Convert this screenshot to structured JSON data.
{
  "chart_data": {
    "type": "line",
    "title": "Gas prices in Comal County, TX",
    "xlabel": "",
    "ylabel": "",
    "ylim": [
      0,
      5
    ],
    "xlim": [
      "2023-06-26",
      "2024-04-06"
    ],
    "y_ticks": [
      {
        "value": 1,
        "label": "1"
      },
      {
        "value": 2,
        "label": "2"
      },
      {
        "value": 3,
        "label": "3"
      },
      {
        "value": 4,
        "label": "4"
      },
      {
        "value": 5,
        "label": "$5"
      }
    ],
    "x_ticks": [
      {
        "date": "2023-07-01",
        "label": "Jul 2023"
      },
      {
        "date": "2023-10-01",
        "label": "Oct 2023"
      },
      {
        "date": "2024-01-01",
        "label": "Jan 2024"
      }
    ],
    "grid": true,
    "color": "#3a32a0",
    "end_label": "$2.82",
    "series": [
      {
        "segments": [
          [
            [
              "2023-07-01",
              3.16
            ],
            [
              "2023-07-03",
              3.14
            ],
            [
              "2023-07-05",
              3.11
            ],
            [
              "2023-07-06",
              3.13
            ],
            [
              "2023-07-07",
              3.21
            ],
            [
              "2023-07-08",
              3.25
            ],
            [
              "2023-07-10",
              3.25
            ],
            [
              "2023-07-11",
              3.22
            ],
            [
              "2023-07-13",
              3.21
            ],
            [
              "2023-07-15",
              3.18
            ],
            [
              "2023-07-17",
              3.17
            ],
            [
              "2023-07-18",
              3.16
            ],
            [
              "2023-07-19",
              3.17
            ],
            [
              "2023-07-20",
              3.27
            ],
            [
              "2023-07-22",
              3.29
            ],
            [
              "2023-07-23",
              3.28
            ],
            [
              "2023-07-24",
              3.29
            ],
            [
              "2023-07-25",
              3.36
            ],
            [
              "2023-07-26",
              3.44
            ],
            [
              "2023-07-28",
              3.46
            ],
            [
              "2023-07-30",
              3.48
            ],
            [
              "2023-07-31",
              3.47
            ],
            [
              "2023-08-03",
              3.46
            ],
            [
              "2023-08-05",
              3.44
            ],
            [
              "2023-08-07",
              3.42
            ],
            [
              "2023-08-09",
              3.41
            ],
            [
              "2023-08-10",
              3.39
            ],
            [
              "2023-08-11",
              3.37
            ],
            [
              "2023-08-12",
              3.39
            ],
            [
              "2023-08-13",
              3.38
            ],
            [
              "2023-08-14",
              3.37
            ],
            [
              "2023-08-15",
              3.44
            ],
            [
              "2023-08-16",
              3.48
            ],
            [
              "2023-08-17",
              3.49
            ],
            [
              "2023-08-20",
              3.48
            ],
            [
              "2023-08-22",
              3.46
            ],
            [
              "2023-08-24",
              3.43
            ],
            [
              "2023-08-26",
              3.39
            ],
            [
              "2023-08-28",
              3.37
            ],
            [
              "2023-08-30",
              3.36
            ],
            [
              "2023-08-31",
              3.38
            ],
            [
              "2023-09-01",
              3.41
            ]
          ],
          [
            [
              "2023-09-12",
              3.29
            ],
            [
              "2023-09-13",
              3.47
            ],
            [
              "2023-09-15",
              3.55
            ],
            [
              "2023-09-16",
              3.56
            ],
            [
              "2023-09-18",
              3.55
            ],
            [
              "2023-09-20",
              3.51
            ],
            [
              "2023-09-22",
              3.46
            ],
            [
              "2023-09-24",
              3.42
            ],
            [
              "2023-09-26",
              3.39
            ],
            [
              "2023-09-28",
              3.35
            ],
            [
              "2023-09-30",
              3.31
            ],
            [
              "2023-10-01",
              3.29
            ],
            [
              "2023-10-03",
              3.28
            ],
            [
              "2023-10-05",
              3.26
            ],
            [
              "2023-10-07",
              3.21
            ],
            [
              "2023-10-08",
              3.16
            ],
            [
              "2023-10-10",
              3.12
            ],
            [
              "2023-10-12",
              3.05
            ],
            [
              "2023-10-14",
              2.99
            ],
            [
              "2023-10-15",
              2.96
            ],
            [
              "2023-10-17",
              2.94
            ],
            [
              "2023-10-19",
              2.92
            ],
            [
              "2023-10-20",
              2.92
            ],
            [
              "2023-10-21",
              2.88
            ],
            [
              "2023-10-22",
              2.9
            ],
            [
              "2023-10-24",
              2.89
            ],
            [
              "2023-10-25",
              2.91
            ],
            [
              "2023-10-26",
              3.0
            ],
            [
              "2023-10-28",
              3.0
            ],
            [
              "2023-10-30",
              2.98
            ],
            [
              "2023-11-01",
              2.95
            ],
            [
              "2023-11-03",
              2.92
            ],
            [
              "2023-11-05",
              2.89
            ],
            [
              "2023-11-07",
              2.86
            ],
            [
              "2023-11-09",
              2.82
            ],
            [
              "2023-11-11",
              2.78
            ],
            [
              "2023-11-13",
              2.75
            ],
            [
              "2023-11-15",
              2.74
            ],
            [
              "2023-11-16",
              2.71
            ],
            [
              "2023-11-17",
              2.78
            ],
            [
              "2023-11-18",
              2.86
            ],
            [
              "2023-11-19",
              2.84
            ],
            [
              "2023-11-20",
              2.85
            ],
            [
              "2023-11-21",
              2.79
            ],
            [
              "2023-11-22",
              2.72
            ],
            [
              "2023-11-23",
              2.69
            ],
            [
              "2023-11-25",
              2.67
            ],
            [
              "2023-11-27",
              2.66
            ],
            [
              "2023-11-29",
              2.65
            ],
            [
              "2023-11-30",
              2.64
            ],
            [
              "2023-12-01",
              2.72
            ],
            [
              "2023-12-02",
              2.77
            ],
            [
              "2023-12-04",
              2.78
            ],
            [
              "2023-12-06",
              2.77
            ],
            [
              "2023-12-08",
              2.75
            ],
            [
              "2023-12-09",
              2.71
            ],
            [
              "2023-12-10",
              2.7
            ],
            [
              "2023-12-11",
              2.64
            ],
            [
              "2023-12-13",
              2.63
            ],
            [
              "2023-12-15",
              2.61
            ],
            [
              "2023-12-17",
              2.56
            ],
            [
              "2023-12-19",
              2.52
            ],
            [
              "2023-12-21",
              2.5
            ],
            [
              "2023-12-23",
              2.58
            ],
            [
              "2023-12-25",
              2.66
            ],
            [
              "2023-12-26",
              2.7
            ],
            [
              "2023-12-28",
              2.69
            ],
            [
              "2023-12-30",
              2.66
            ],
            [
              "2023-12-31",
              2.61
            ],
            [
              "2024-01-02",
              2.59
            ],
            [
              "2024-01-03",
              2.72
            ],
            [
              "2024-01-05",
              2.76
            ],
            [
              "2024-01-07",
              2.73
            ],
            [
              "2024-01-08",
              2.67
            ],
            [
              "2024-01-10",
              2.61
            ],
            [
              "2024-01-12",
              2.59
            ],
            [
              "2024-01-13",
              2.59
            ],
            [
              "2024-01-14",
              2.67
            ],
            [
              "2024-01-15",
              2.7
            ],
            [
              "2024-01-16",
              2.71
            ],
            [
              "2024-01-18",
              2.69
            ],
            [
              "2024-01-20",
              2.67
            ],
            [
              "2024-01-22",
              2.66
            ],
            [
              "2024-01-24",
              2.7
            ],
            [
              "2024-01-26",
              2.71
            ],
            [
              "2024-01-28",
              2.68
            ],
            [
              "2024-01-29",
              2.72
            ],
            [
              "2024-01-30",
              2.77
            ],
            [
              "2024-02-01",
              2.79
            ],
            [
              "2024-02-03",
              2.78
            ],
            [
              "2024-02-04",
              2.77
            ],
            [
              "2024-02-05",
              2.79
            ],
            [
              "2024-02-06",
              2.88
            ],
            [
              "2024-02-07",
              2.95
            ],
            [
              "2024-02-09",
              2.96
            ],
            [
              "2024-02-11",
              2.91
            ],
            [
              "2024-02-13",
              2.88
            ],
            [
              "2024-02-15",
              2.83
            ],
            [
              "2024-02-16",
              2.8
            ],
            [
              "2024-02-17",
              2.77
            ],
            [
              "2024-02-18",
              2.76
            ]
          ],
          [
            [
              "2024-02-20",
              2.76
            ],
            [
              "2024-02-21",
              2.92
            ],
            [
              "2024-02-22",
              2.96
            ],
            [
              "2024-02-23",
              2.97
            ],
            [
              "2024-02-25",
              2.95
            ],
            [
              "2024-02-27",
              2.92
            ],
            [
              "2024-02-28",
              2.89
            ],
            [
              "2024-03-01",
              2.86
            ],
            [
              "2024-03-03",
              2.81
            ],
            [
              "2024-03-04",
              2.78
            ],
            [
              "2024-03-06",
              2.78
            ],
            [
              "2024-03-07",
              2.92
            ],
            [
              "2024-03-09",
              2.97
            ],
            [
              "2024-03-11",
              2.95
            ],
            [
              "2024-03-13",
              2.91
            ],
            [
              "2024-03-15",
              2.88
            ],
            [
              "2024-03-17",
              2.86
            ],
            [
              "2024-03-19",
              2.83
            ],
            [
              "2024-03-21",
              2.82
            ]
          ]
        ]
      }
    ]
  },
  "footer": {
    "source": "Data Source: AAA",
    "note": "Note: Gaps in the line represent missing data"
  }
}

· · · · ·

▶ **What you should do**: Collect every line above that contains the word "value".

▶ **Solution below**:
        "value": 1,
        "value": 2,
        "value": 3,
        "value": 4,
        "value": 5,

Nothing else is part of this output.